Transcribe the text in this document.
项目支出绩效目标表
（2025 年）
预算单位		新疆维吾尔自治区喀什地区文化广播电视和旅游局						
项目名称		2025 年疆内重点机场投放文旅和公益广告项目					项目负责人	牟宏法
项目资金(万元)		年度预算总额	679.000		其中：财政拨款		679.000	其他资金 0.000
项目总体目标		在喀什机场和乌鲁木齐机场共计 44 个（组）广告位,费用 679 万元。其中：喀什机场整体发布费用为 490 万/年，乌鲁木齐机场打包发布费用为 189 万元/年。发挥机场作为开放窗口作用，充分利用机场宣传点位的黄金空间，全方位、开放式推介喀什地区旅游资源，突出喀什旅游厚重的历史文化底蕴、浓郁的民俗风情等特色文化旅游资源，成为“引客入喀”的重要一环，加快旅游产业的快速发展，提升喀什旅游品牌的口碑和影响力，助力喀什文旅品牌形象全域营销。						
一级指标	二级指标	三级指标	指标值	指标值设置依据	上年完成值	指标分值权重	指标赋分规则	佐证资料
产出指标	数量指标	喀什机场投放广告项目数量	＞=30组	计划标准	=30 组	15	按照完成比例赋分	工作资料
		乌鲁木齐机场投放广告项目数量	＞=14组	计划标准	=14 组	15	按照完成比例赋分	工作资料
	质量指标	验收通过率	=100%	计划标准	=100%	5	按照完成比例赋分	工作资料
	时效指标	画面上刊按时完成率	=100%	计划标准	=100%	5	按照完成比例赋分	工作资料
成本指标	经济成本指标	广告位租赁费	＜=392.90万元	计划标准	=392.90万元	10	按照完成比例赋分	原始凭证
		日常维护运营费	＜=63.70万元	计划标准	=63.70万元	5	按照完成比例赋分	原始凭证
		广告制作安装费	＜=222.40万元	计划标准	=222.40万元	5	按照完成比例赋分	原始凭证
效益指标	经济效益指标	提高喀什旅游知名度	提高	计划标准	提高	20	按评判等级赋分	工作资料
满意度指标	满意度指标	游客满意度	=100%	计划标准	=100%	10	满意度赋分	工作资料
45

(Required work):
Please quote the records above exactly, without skipping a line.

(Answer below):
Transcribe the text in this document.
项目支出绩效目标表
（2025 年）
预算单位		新疆维吾尔自治区喀什地区文化广播电视和旅游局						
项目名称		2025 年疆内重点机场投放文旅和公益广告项目					项目负责人	牟宏法
项目资金(万元)		年度预算总额	679.000		其中：财政拨款		679.000	其他资金 0.000
项目总体目标		在喀什机场和乌鲁木齐机场共计 44 个（组）广告位,费用 679 万元。其中：喀什机场整体发布费用为 490 万/年，乌鲁木齐机场打包发布费用为 189 万元/年。发挥机场作为开放窗口作用，充分利用机场宣传点位的黄金空间，全方位、开放式推介喀什地区旅游资源，突出喀什旅游厚重的历史文化底蕴、浓郁的民俗风情等特色文化旅游资源，成为“引客入喀”的重要一环，加快旅游产业的快速发展，提升喀什旅游品牌的口碑和影响力，助力喀什文旅品牌形象全域营销。						
一级指标	二级指标	三级指标	指标值	指标值设置依据	上年完成值	指标分值权重	指标赋分规则	佐证资料
产出指标	数量指标	喀什机场投放广告项目数量	＞=30组	计划标准	=30 组	15	按照完成比例赋分	工作资料
		乌鲁木齐机场投放广告项目数量	＞=14组	计划标准	=14 组	15	按照完成比例赋分	工作资料
	质量指标	验收通过率	=100%	计划标准	=100%	5	按照完成比例赋分	工作资料
	时效指标	画面上刊按时完成率	=100%	计划标准	=100%	5	按照完成比例赋分	工作资料
成本指标	经济成本指标	广告位租赁费	＜=392.90万元	计划标准	=392.90万元	10	按照完成比例赋分	原始凭证
		日常维护运营费	＜=63.70万元	计划标准	=63.70万元	5	按照完成比例赋分	原始凭证
		广告制作安装费	＜=222.40万元	计划标准	=222.40万元	5	按照完成比例赋分	原始凭证
效益指标	经济效益指标	提高喀什旅游知名度	提高	计划标准	提高	20	按评判等级赋分	工作资料
满意度指标	满意度指标	游客满意度	=100%	计划标准	=100%	10	满意度赋分	工作资料
45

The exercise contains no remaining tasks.